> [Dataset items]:
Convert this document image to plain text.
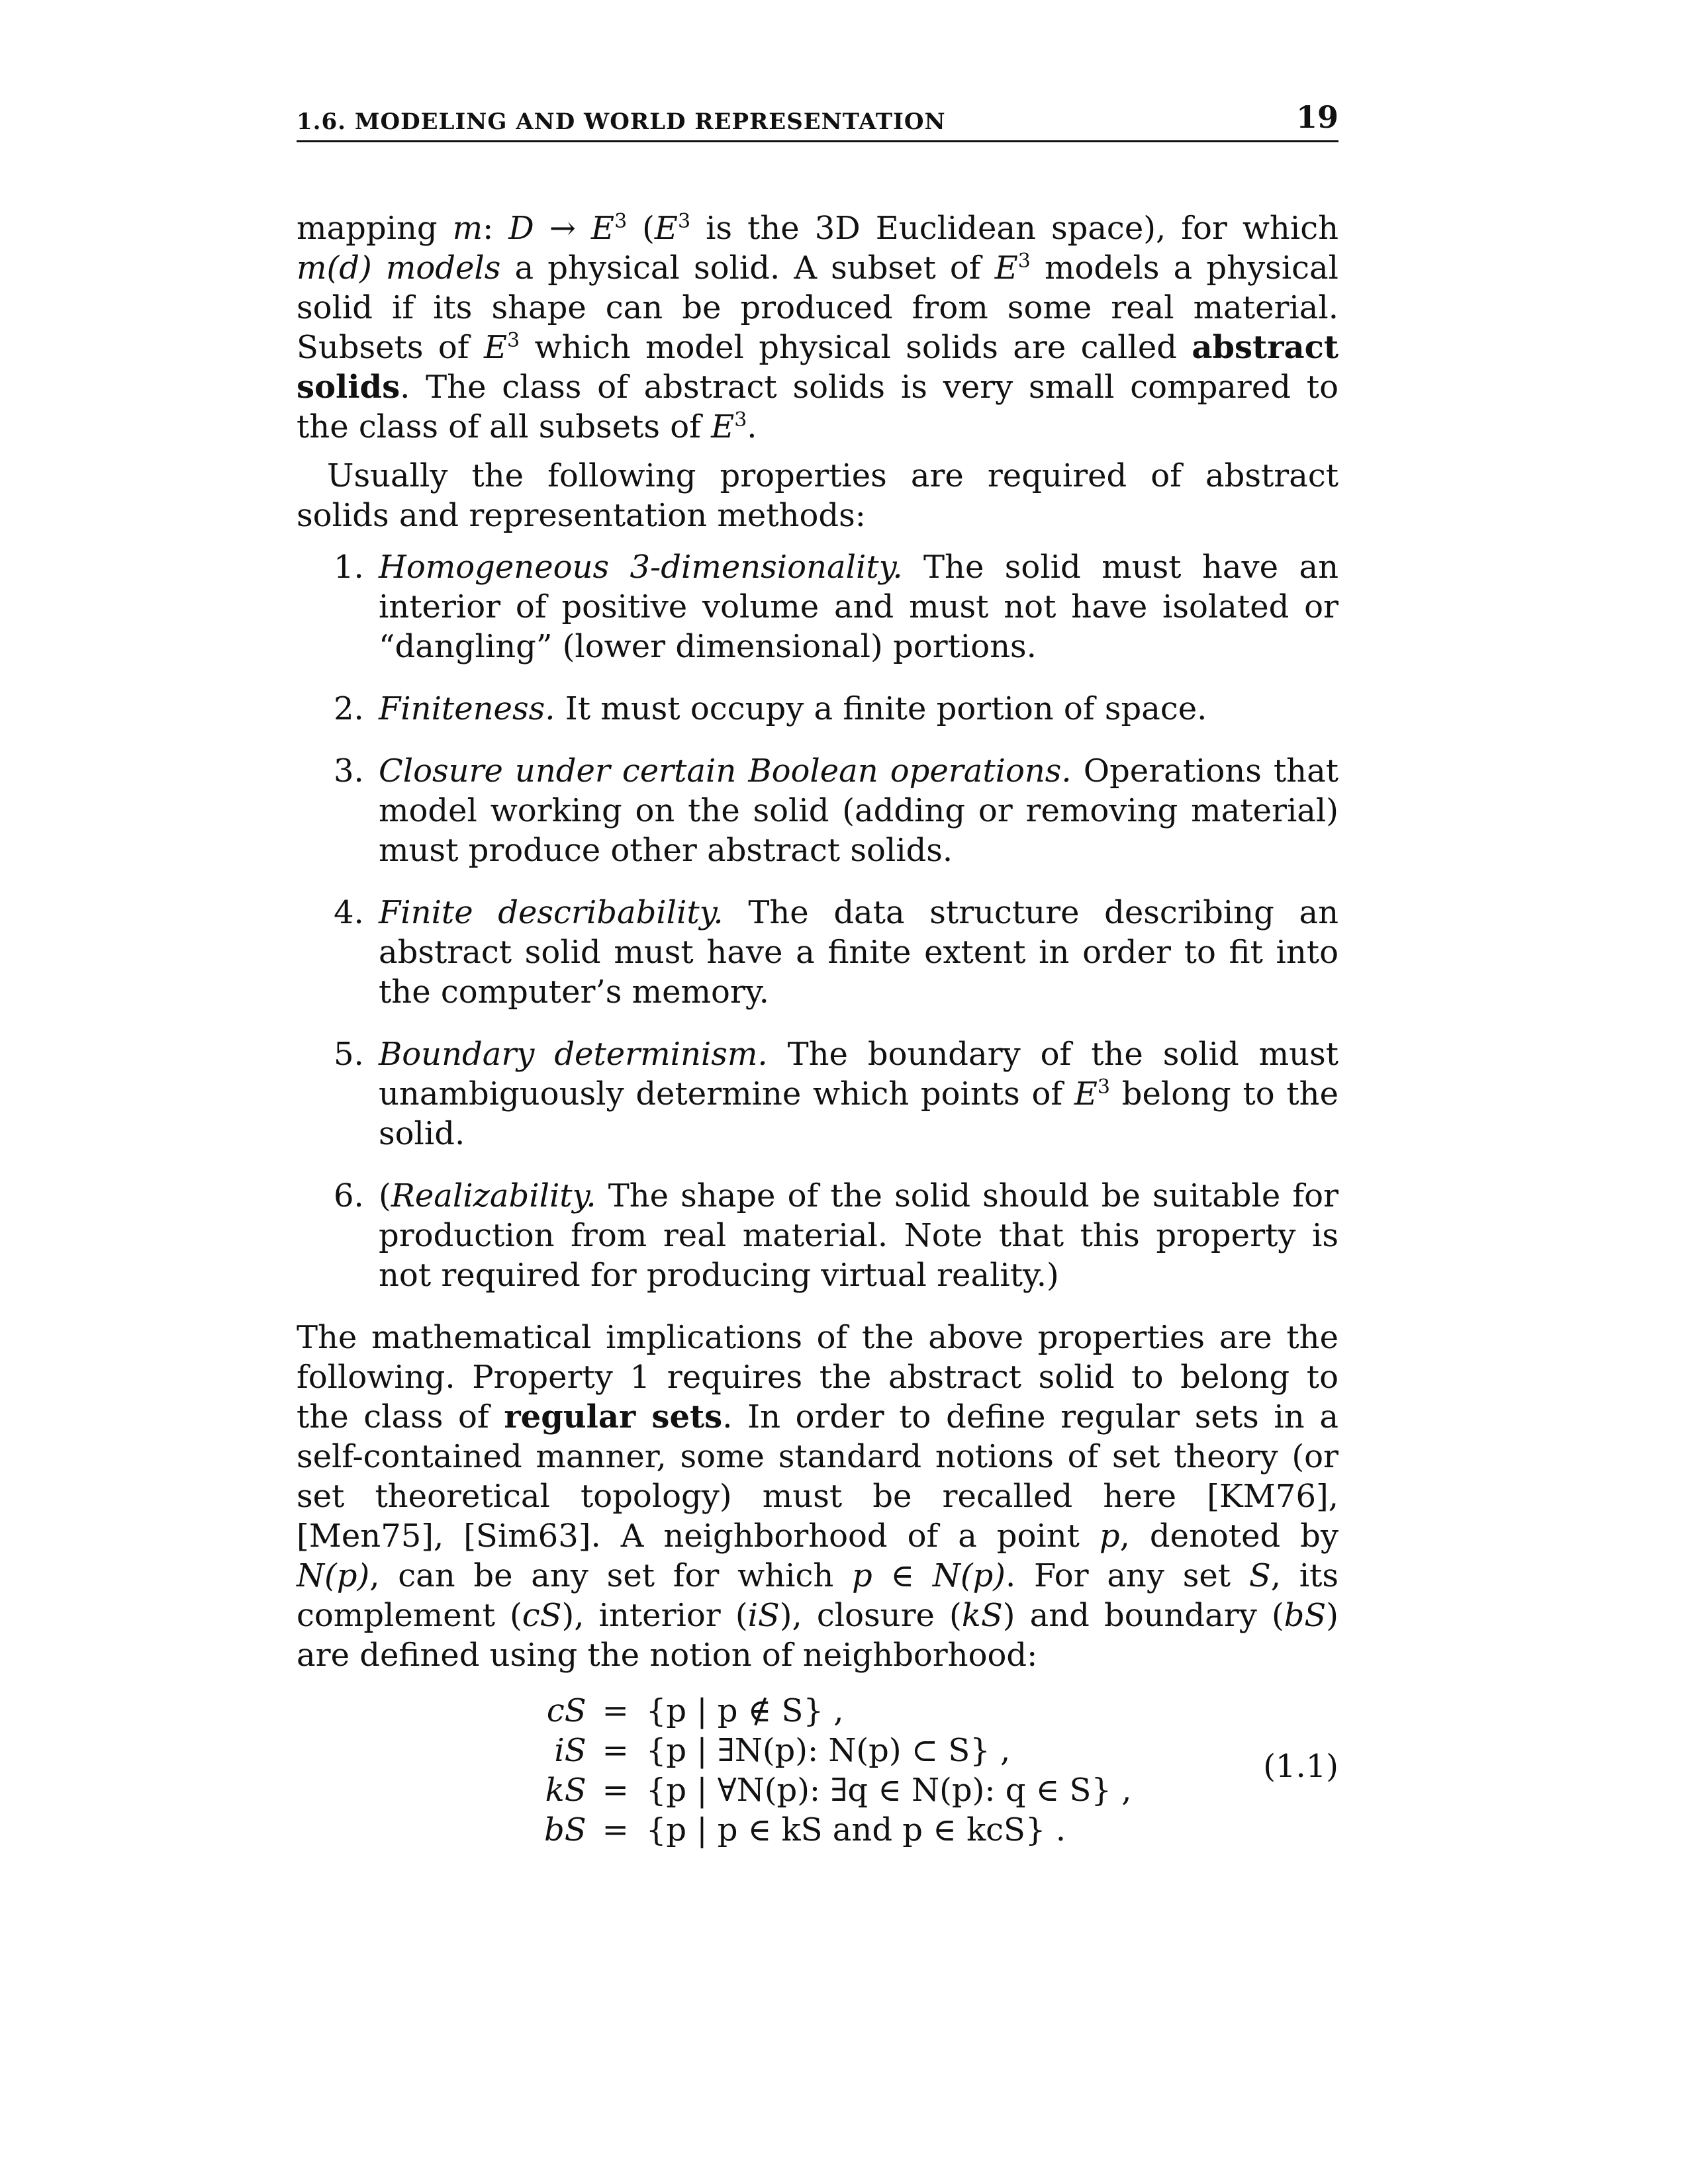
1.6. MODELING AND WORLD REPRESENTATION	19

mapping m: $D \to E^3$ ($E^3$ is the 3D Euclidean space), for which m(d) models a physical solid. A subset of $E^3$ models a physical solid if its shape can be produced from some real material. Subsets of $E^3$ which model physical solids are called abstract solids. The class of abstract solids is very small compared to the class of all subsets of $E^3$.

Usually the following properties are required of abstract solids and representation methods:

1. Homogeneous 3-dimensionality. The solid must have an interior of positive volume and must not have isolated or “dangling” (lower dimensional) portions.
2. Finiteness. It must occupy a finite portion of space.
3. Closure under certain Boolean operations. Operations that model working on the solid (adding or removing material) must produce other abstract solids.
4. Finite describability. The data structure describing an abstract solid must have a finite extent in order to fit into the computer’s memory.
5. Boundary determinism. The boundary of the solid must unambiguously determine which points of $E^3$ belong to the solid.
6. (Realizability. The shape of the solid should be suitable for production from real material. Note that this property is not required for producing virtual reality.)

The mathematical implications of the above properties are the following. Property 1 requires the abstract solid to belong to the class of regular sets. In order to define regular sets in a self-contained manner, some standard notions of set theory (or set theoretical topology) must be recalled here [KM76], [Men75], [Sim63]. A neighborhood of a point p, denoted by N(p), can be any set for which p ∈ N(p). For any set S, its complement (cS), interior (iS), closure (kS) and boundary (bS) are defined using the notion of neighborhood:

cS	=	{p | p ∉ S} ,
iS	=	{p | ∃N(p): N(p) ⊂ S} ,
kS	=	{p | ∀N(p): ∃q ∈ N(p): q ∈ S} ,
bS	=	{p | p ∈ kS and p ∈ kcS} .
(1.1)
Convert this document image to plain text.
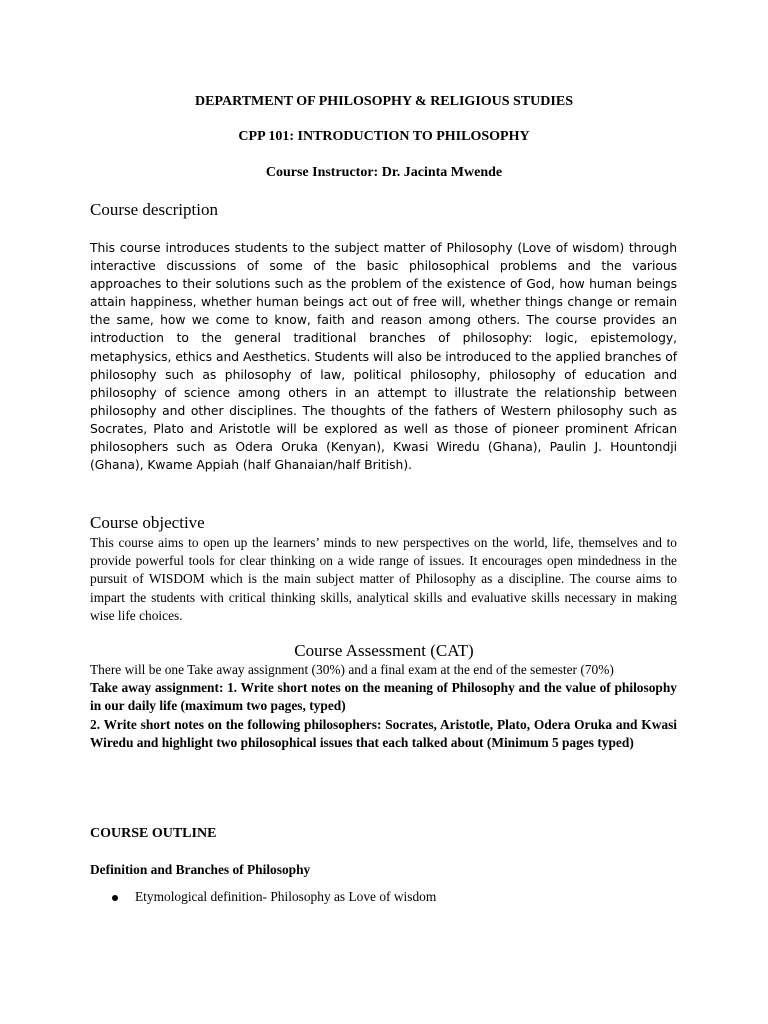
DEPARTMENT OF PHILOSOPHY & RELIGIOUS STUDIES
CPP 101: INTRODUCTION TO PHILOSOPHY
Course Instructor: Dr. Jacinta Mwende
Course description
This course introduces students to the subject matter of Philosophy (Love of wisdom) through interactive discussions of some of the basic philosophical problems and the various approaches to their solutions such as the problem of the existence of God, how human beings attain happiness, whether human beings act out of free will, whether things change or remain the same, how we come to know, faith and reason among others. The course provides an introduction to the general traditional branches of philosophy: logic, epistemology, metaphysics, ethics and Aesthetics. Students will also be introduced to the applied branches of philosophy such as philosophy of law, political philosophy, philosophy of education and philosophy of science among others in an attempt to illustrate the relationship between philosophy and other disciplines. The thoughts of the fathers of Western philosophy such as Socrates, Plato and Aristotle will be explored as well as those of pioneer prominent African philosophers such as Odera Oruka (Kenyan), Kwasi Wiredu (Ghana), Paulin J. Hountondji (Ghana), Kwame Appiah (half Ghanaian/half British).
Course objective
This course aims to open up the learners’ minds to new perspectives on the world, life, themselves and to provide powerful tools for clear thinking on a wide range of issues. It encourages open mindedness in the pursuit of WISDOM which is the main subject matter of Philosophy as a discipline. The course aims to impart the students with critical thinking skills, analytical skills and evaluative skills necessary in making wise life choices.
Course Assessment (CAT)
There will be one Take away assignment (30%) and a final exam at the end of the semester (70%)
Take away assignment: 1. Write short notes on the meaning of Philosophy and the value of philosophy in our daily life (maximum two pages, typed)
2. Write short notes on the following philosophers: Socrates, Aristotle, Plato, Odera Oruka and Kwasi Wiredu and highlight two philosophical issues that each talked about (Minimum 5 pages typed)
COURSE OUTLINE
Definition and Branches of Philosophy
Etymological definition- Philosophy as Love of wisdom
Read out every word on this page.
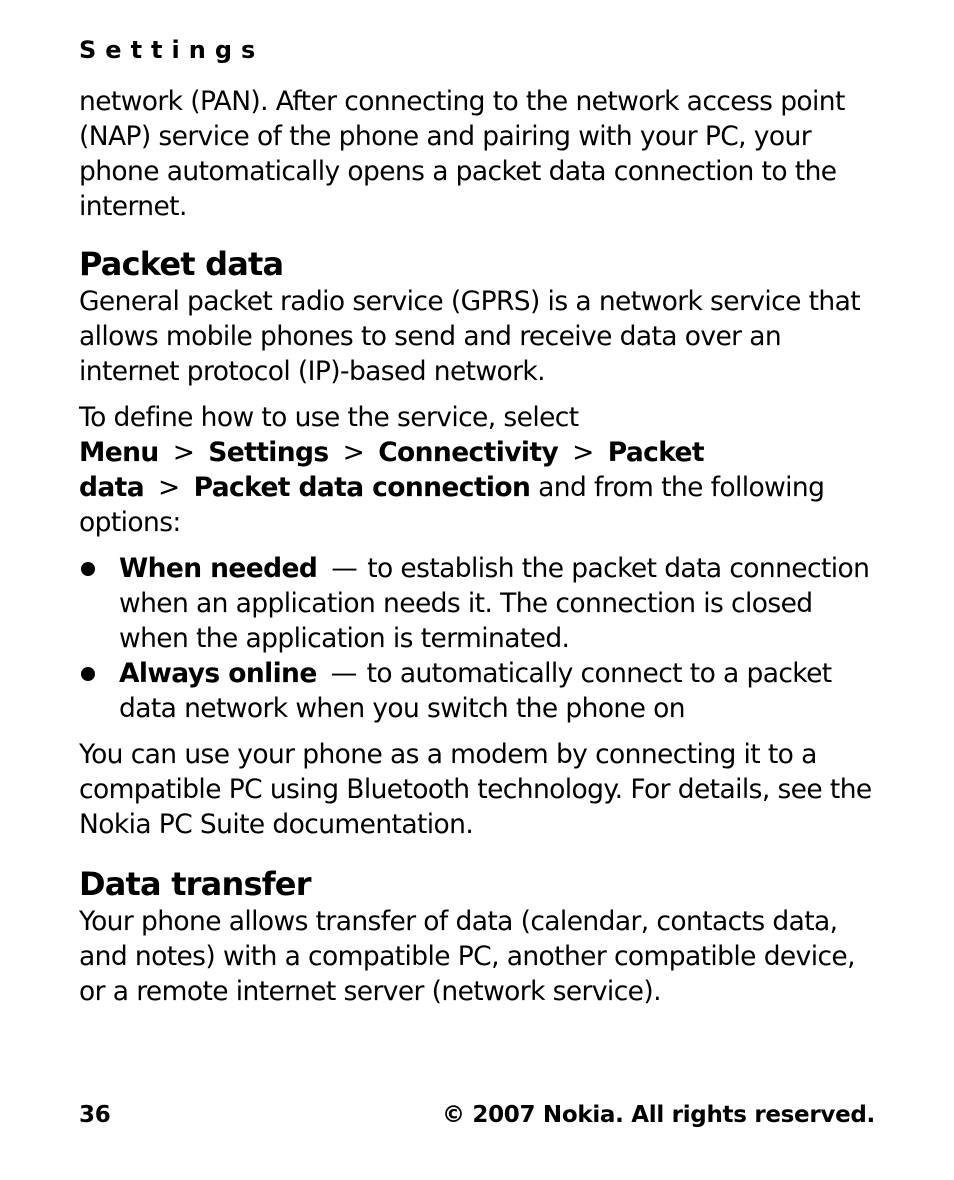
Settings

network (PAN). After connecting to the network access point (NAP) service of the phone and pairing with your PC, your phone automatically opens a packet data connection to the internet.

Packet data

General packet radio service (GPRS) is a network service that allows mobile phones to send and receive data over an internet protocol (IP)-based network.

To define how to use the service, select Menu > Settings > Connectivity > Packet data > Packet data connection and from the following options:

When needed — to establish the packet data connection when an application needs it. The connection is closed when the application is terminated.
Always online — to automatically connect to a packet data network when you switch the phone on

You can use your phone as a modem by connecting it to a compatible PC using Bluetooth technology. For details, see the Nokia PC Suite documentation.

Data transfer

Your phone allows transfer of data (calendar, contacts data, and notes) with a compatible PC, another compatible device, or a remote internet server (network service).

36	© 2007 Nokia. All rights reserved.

> [What to do]: Leaving the pictures out, set down exactly the lines from the one with "Read out every word on this page." through the end of the records.

> [Output below]:
Read out every word on this page.
Settings

network (PAN). After connecting to the network access point (NAP) service of the phone and pairing with your PC, your phone automatically opens a packet data connection to the internet.

Packet data

General packet radio service (GPRS) is a network service that allows mobile phones to send and receive data over an internet protocol (IP)-based network.

To define how to use the service, select Menu > Settings > Connectivity > Packet data > Packet data connection and from the following options:

When needed — to establish the packet data connection when an application needs it. The connection is closed when the application is terminated.
Always online — to automatically connect to a packet data network when you switch the phone on

You can use your phone as a modem by connecting it to a compatible PC using Bluetooth technology. For details, see the Nokia PC Suite documentation.

Data transfer

Your phone allows transfer of data (calendar, contacts data, and notes) with a compatible PC, another compatible device, or a remote internet server (network service).

36	© 2007 Nokia. All rights reserved.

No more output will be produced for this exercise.